→ **The problem**
Give the data a second time, exactly and in full.

[Chart and figure data]
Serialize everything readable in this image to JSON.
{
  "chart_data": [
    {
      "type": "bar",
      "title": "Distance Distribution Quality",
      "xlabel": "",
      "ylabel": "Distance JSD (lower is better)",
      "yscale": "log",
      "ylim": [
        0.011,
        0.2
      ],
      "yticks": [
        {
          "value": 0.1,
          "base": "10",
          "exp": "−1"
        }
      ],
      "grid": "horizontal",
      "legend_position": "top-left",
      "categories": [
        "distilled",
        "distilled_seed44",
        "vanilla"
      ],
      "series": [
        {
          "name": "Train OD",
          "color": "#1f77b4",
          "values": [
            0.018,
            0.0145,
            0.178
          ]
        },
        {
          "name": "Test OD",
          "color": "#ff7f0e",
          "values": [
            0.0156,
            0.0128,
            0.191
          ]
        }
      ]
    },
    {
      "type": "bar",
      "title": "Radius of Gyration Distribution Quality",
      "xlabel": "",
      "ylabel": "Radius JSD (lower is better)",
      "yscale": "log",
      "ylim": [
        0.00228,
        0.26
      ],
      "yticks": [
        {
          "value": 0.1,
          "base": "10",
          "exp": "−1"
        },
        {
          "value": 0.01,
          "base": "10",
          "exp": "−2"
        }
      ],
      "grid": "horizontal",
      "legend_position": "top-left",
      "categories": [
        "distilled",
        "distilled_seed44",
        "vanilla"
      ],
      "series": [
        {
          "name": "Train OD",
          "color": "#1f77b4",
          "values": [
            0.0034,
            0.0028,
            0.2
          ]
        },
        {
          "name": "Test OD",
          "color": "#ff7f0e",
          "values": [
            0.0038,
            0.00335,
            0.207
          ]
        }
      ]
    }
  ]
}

→ **Result for this exercise**
Serialize everything readable in this image to JSON.
{
  "chart_data": [
    {
      "type": "bar",
      "title": "Distance Distribution Quality",
      "xlabel": "",
      "ylabel": "Distance JSD (lower is better)",
      "yscale": "log",
      "ylim": [
        0.011,
        0.2
      ],
      "yticks": [
        {
          "value": 0.1,
          "base": "10",
          "exp": "−1"
        }
      ],
      "grid": "horizontal",
      "legend_position": "top-left",
      "categories": [
        "distilled",
        "distilled_seed44",
        "vanilla"
      ],
      "series": [
        {
          "name": "Train OD",
          "color": "#1f77b4",
          "values": [
            0.018,
            0.0145,
            0.178
          ]
        },
        {
          "name": "Test OD",
          "color": "#ff7f0e",
          "values": [
            0.0156,
            0.0128,
            0.191
          ]
        }
      ]
    },
    {
      "type": "bar",
      "title": "Radius of Gyration Distribution Quality",
      "xlabel": "",
      "ylabel": "Radius JSD (lower is better)",
      "yscale": "log",
      "ylim": [
        0.00228,
        0.26
      ],
      "yticks": [
        {
          "value": 0.1,
          "base": "10",
          "exp": "−1"
        },
        {
          "value": 0.01,
          "base": "10",
          "exp": "−2"
        }
      ],
      "grid": "horizontal",
      "legend_position": "top-left",
      "categories": [
        "distilled",
        "distilled_seed44",
        "vanilla"
      ],
      "series": [
        {
          "name": "Train OD",
          "color": "#1f77b4",
          "values": [
            0.0034,
            0.0028,
            0.2
          ]
        },
        {
          "name": "Test OD",
          "color": "#ff7f0e",
          "values": [
            0.0038,
            0.00335,
            0.207
          ]
        }
      ]
    }
  ]
}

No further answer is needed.